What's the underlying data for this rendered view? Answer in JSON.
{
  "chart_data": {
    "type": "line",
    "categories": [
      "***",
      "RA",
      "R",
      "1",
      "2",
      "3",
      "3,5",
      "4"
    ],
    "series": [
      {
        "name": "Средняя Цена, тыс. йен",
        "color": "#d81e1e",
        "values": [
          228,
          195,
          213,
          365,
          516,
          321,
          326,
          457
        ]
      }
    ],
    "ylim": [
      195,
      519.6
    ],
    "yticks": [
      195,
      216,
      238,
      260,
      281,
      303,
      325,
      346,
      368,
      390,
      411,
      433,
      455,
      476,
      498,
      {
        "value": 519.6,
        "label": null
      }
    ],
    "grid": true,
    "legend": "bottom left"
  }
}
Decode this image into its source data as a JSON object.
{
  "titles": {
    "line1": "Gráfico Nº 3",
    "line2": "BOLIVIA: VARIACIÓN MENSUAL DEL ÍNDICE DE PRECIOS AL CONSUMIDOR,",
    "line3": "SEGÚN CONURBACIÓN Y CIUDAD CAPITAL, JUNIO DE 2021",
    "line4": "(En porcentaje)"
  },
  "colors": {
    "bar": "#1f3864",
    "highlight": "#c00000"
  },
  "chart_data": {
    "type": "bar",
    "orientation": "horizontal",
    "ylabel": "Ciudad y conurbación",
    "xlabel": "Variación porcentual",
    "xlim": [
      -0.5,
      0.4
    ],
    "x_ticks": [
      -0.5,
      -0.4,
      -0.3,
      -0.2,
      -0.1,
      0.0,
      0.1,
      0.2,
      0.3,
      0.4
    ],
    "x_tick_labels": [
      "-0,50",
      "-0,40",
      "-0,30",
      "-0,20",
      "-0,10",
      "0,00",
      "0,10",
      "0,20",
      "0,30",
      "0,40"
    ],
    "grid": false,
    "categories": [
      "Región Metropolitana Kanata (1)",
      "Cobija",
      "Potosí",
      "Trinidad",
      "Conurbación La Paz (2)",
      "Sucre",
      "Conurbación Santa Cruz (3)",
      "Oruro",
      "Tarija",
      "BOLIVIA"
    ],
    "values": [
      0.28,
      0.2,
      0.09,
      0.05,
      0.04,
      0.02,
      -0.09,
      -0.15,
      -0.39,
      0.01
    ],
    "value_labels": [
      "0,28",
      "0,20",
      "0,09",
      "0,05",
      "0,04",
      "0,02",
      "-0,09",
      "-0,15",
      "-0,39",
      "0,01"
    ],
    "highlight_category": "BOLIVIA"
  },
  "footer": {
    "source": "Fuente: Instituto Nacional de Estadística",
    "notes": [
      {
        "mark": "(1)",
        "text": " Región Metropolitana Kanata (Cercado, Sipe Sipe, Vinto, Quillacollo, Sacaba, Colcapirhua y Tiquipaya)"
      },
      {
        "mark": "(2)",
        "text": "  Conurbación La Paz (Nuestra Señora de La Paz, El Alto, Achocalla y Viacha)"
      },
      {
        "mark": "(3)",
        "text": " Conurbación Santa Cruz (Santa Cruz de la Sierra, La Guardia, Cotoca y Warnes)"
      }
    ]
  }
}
══════════════════════════════
> _Job_: Print the records above in full, exactly.

> _Problem solution_:
What's the underlying data for this rendered view? Answer in JSON.
{
  "chart_data": {
    "type": "line",
    "categories": [
      "***",
      "RA",
      "R",
      "1",
      "2",
      "3",
      "3,5",
      "4"
    ],
    "series": [
      {
        "name": "Средняя Цена, тыс. йен",
        "color": "#d81e1e",
        "values": [
          228,
          195,
          213,
          365,
          516,
          321,
          326,
          457
        ]
      }
    ],
    "ylim": [
      195,
      519.6
    ],
    "yticks": [
      195,
      216,
      238,
      260,
      281,
      303,
      325,
      346,
      368,
      390,
      411,
      433,
      455,
      476,
      498,
      {
        "value": 519.6,
        "label": null
      }
    ],
    "grid": true,
    "legend": "bottom left"
  }
}
Decode this image into its source data as a JSON object.
{
  "titles": {
    "line1": "Gráfico Nº 3",
    "line2": "BOLIVIA: VARIACIÓN MENSUAL DEL ÍNDICE DE PRECIOS AL CONSUMIDOR,",
    "line3": "SEGÚN CONURBACIÓN Y CIUDAD CAPITAL, JUNIO DE 2021",
    "line4": "(En porcentaje)"
  },
  "colors": {
    "bar": "#1f3864",
    "highlight": "#c00000"
  },
  "chart_data": {
    "type": "bar",
    "orientation": "horizontal",
    "ylabel": "Ciudad y conurbación",
    "xlabel": "Variación porcentual",
    "xlim": [
      -0.5,
      0.4
    ],
    "x_ticks": [
      -0.5,
      -0.4,
      -0.3,
      -0.2,
      -0.1,
      0.0,
      0.1,
      0.2,
      0.3,
      0.4
    ],
    "x_tick_labels": [
      "-0,50",
      "-0,40",
      "-0,30",
      "-0,20",
      "-0,10",
      "0,00",
      "0,10",
      "0,20",
      "0,30",
      "0,40"
    ],
    "grid": false,
    "categories": [
      "Región Metropolitana Kanata (1)",
      "Cobija",
      "Potosí",
      "Trinidad",
      "Conurbación La Paz (2)",
      "Sucre",
      "Conurbación Santa Cruz (3)",
      "Oruro",
      "Tarija",
      "BOLIVIA"
    ],
    "values": [
      0.28,
      0.2,
      0.09,
      0.05,
      0.04,
      0.02,
      -0.09,
      -0.15,
      -0.39,
      0.01
    ],
    "value_labels": [
      "0,28",
      "0,20",
      "0,09",
      "0,05",
      "0,04",
      "0,02",
      "-0,09",
      "-0,15",
      "-0,39",
      "0,01"
    ],
    "highlight_category": "BOLIVIA"
  },
  "footer": {
    "source": "Fuente: Instituto Nacional de Estadística",
    "notes": [
      {
        "mark": "(1)",
        "text": " Región Metropolitana Kanata (Cercado, Sipe Sipe, Vinto, Quillacollo, Sacaba, Colcapirhua y Tiquipaya)"
      },
      {
        "mark": "(2)",
        "text": "  Conurbación La Paz (Nuestra Señora de La Paz, El Alto, Achocalla y Viacha)"
      },
      {
        "mark": "(3)",
        "text": " Conurbación Santa Cruz (Santa Cruz de la Sierra, La Guardia, Cotoca y Warnes)"
      }
    ]
  }
}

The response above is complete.